What is needed :: Transcribe everything in the data word for word. Pictures are left out.

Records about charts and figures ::

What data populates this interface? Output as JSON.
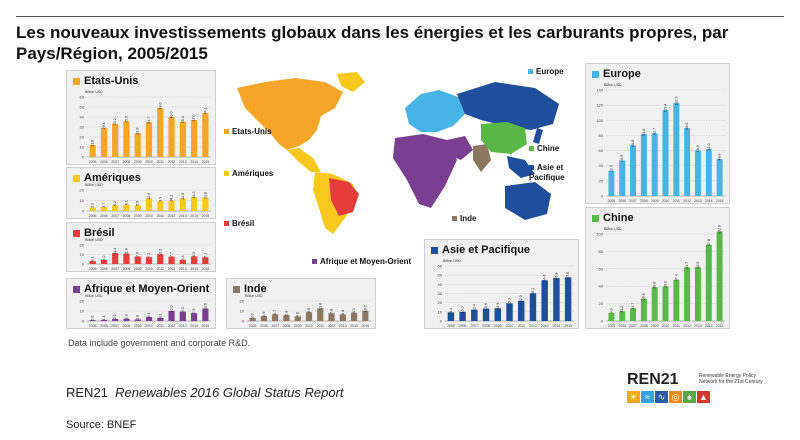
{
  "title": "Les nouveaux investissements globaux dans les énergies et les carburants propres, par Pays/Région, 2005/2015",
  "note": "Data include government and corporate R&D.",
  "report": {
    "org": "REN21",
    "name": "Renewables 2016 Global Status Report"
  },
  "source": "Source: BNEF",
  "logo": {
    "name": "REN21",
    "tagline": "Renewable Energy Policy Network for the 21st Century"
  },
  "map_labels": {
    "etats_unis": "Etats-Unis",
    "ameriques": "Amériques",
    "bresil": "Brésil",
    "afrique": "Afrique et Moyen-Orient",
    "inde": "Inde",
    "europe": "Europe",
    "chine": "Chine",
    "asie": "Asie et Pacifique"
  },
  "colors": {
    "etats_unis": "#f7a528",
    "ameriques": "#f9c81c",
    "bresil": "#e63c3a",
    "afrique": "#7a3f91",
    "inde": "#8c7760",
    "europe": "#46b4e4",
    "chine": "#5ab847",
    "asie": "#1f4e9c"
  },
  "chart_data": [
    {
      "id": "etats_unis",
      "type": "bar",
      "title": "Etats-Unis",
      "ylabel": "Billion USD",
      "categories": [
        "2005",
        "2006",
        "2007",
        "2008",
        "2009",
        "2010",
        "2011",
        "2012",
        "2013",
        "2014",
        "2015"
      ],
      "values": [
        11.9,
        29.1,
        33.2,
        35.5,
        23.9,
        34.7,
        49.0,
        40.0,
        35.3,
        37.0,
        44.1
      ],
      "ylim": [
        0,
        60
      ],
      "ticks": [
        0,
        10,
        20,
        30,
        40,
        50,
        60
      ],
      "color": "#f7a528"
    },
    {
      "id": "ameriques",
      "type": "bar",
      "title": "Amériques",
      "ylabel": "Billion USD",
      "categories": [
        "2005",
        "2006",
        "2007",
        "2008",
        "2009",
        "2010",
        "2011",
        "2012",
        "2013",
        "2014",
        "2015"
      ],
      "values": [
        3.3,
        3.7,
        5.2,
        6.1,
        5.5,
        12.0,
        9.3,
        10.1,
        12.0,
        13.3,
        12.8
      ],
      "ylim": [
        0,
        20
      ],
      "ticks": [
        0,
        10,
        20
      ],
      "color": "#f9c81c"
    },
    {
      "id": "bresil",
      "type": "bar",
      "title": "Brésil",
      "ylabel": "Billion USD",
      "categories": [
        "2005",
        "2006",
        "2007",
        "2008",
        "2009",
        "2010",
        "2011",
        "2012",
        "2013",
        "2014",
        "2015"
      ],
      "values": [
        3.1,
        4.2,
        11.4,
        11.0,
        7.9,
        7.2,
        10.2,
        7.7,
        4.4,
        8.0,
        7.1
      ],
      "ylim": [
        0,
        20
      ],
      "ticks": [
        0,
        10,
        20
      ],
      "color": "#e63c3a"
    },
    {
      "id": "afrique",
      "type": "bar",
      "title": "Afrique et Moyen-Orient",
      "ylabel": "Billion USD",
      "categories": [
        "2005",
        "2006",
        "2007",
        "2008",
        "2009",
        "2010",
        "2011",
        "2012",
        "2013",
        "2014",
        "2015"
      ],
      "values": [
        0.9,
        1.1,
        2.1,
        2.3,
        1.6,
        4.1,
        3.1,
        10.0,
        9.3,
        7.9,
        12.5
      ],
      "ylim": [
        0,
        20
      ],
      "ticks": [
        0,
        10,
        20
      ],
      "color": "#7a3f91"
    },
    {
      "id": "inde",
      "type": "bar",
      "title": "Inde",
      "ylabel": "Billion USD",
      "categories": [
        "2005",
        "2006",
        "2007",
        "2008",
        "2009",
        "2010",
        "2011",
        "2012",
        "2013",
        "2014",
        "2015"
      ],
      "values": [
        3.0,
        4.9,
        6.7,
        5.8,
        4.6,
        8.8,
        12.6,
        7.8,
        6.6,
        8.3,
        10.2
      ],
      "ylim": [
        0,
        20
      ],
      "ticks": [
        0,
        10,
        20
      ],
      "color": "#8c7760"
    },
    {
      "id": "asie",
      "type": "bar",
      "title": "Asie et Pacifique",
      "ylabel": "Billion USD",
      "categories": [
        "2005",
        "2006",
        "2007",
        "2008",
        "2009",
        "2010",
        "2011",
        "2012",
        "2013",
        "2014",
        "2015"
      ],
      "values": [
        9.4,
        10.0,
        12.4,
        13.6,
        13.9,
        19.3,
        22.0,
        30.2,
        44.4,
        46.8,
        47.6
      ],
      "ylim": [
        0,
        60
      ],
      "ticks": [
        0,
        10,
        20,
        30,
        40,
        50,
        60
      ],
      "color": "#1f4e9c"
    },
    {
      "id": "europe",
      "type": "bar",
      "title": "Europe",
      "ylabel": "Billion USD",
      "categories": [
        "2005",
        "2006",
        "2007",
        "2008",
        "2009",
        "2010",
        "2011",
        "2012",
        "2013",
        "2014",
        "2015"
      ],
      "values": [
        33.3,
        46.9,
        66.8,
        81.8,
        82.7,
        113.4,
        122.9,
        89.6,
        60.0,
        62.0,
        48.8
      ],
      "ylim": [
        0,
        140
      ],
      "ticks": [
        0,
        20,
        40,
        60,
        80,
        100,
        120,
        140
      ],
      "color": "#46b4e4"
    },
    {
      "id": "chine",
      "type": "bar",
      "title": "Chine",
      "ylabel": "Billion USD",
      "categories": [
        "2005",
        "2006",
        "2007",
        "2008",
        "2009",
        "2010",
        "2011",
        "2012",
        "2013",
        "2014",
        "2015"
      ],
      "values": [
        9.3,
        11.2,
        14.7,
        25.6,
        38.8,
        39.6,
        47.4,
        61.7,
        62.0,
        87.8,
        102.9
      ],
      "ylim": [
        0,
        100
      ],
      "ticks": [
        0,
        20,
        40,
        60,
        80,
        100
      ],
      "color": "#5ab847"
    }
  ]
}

Reply to the task ::
What data populates this interface? Output as JSON.
{
  "title": "Les nouveaux investissements globaux dans les énergies et les carburants propres, par Pays/Région, 2005/2015",
  "note": "Data include government and corporate R&D.",
  "report": {
    "org": "REN21",
    "name": "Renewables 2016 Global Status Report"
  },
  "source": "Source: BNEF",
  "logo": {
    "name": "REN21",
    "tagline": "Renewable Energy Policy Network for the 21st Century"
  },
  "map_labels": {
    "etats_unis": "Etats-Unis",
    "ameriques": "Amériques",
    "bresil": "Brésil",
    "afrique": "Afrique et Moyen-Orient",
    "inde": "Inde",
    "europe": "Europe",
    "chine": "Chine",
    "asie": "Asie et Pacifique"
  },
  "colors": {
    "etats_unis": "#f7a528",
    "ameriques": "#f9c81c",
    "bresil": "#e63c3a",
    "afrique": "#7a3f91",
    "inde": "#8c7760",
    "europe": "#46b4e4",
    "chine": "#5ab847",
    "asie": "#1f4e9c"
  },
  "chart_data": [
    {
      "id": "etats_unis",
      "type": "bar",
      "title": "Etats-Unis",
      "ylabel": "Billion USD",
      "categories": [
        "2005",
        "2006",
        "2007",
        "2008",
        "2009",
        "2010",
        "2011",
        "2012",
        "2013",
        "2014",
        "2015"
      ],
      "values": [
        11.9,
        29.1,
        33.2,
        35.5,
        23.9,
        34.7,
        49.0,
        40.0,
        35.3,
        37.0,
        44.1
      ],
      "ylim": [
        0,
        60
      ],
      "ticks": [
        0,
        10,
        20,
        30,
        40,
        50,
        60
      ],
      "color": "#f7a528"
    },
    {
      "id": "ameriques",
      "type": "bar",
      "title": "Amériques",
      "ylabel": "Billion USD",
      "categories": [
        "2005",
        "2006",
        "2007",
        "2008",
        "2009",
        "2010",
        "2011",
        "2012",
        "2013",
        "2014",
        "2015"
      ],
      "values": [
        3.3,
        3.7,
        5.2,
        6.1,
        5.5,
        12.0,
        9.3,
        10.1,
        12.0,
        13.3,
        12.8
      ],
      "ylim": [
        0,
        20
      ],
      "ticks": [
        0,
        10,
        20
      ],
      "color": "#f9c81c"
    },
    {
      "id": "bresil",
      "type": "bar",
      "title": "Brésil",
      "ylabel": "Billion USD",
      "categories": [
        "2005",
        "2006",
        "2007",
        "2008",
        "2009",
        "2010",
        "2011",
        "2012",
        "2013",
        "2014",
        "2015"
      ],
      "values": [
        3.1,
        4.2,
        11.4,
        11.0,
        7.9,
        7.2,
        10.2,
        7.7,
        4.4,
        8.0,
        7.1
      ],
      "ylim": [
        0,
        20
      ],
      "ticks": [
        0,
        10,
        20
      ],
      "color": "#e63c3a"
    },
    {
      "id": "afrique",
      "type": "bar",
      "title": "Afrique et Moyen-Orient",
      "ylabel": "Billion USD",
      "categories": [
        "2005",
        "2006",
        "2007",
        "2008",
        "2009",
        "2010",
        "2011",
        "2012",
        "2013",
        "2014",
        "2015"
      ],
      "values": [
        0.9,
        1.1,
        2.1,
        2.3,
        1.6,
        4.1,
        3.1,
        10.0,
        9.3,
        7.9,
        12.5
      ],
      "ylim": [
        0,
        20
      ],
      "ticks": [
        0,
        10,
        20
      ],
      "color": "#7a3f91"
    },
    {
      "id": "inde",
      "type": "bar",
      "title": "Inde",
      "ylabel": "Billion USD",
      "categories": [
        "2005",
        "2006",
        "2007",
        "2008",
        "2009",
        "2010",
        "2011",
        "2012",
        "2013",
        "2014",
        "2015"
      ],
      "values": [
        3.0,
        4.9,
        6.7,
        5.8,
        4.6,
        8.8,
        12.6,
        7.8,
        6.6,
        8.3,
        10.2
      ],
      "ylim": [
        0,
        20
      ],
      "ticks": [
        0,
        10,
        20
      ],
      "color": "#8c7760"
    },
    {
      "id": "asie",
      "type": "bar",
      "title": "Asie et Pacifique",
      "ylabel": "Billion USD",
      "categories": [
        "2005",
        "2006",
        "2007",
        "2008",
        "2009",
        "2010",
        "2011",
        "2012",
        "2013",
        "2014",
        "2015"
      ],
      "values": [
        9.4,
        10.0,
        12.4,
        13.6,
        13.9,
        19.3,
        22.0,
        30.2,
        44.4,
        46.8,
        47.6
      ],
      "ylim": [
        0,
        60
      ],
      "ticks": [
        0,
        10,
        20,
        30,
        40,
        50,
        60
      ],
      "color": "#1f4e9c"
    },
    {
      "id": "europe",
      "type": "bar",
      "title": "Europe",
      "ylabel": "Billion USD",
      "categories": [
        "2005",
        "2006",
        "2007",
        "2008",
        "2009",
        "2010",
        "2011",
        "2012",
        "2013",
        "2014",
        "2015"
      ],
      "values": [
        33.3,
        46.9,
        66.8,
        81.8,
        82.7,
        113.4,
        122.9,
        89.6,
        60.0,
        62.0,
        48.8
      ],
      "ylim": [
        0,
        140
      ],
      "ticks": [
        0,
        20,
        40,
        60,
        80,
        100,
        120,
        140
      ],
      "color": "#46b4e4"
    },
    {
      "id": "chine",
      "type": "bar",
      "title": "Chine",
      "ylabel": "Billion USD",
      "categories": [
        "2005",
        "2006",
        "2007",
        "2008",
        "2009",
        "2010",
        "2011",
        "2012",
        "2013",
        "2014",
        "2015"
      ],
      "values": [
        9.3,
        11.2,
        14.7,
        25.6,
        38.8,
        39.6,
        47.4,
        61.7,
        62.0,
        87.8,
        102.9
      ],
      "ylim": [
        0,
        100
      ],
      "ticks": [
        0,
        20,
        40,
        60,
        80,
        100
      ],
      "color": "#5ab847"
    }
  ]
}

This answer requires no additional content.